**TASK DETAILS:**
Find each line containing the string "Dahua". Copy it.

**Collected data:**
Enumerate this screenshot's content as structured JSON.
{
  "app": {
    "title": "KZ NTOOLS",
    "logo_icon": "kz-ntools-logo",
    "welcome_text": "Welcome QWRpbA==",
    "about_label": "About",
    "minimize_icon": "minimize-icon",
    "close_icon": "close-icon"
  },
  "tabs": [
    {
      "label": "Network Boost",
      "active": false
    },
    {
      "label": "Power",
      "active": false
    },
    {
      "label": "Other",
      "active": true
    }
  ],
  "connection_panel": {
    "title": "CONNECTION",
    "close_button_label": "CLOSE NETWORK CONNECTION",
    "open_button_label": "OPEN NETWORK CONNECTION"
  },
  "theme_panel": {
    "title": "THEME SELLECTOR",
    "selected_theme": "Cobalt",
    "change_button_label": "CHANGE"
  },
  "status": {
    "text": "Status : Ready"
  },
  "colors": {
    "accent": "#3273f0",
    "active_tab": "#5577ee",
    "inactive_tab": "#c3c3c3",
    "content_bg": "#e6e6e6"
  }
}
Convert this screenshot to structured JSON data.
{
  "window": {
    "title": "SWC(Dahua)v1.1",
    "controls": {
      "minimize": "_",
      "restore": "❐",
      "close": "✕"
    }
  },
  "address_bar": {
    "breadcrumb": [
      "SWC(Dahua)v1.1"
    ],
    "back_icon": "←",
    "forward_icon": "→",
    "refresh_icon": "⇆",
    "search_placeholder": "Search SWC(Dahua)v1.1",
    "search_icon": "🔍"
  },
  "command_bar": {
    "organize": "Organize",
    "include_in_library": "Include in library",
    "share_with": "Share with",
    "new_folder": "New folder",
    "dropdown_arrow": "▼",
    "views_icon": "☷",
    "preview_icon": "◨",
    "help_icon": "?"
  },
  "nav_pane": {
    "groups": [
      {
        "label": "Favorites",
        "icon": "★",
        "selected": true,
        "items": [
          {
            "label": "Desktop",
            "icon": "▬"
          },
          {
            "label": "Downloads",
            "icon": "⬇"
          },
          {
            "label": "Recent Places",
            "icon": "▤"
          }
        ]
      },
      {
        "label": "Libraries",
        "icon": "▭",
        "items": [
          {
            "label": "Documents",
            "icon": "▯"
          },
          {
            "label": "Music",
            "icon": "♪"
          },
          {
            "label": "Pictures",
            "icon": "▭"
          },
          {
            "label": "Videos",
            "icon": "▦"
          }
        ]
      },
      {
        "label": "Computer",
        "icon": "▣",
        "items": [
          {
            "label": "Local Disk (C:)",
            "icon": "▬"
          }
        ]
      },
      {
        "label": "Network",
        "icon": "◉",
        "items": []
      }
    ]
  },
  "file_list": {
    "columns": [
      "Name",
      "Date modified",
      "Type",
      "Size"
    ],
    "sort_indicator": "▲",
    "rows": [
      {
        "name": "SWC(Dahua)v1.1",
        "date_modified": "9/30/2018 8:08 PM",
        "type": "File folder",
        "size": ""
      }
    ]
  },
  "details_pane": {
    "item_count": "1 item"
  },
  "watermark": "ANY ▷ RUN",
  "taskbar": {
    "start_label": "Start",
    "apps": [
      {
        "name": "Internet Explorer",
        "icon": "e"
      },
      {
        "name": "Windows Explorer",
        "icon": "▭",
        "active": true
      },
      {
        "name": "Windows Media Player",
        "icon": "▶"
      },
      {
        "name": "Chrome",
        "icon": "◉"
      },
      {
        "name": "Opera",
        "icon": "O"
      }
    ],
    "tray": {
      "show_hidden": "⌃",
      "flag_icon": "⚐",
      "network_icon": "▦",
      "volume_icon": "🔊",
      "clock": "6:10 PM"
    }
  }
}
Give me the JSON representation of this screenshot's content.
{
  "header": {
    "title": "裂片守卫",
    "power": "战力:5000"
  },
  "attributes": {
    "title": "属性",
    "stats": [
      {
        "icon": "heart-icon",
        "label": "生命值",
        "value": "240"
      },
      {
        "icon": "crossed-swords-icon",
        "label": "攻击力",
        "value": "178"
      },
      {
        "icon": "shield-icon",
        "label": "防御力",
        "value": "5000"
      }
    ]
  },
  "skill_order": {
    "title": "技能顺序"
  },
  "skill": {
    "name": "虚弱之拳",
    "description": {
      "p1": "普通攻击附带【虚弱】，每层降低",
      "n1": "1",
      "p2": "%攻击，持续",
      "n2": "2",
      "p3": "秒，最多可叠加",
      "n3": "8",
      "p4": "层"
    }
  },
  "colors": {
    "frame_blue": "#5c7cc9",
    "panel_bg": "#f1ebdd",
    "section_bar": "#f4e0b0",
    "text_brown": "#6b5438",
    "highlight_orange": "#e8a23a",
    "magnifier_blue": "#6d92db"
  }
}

**SOLUTION BELOW:**
    "title": "SWC(Dahua)v1.1",
      "SWC(Dahua)v1.1"
    "search_placeholder": "Search SWC(Dahua)v1.1",
        "name": "SWC(Dahua)v1.1",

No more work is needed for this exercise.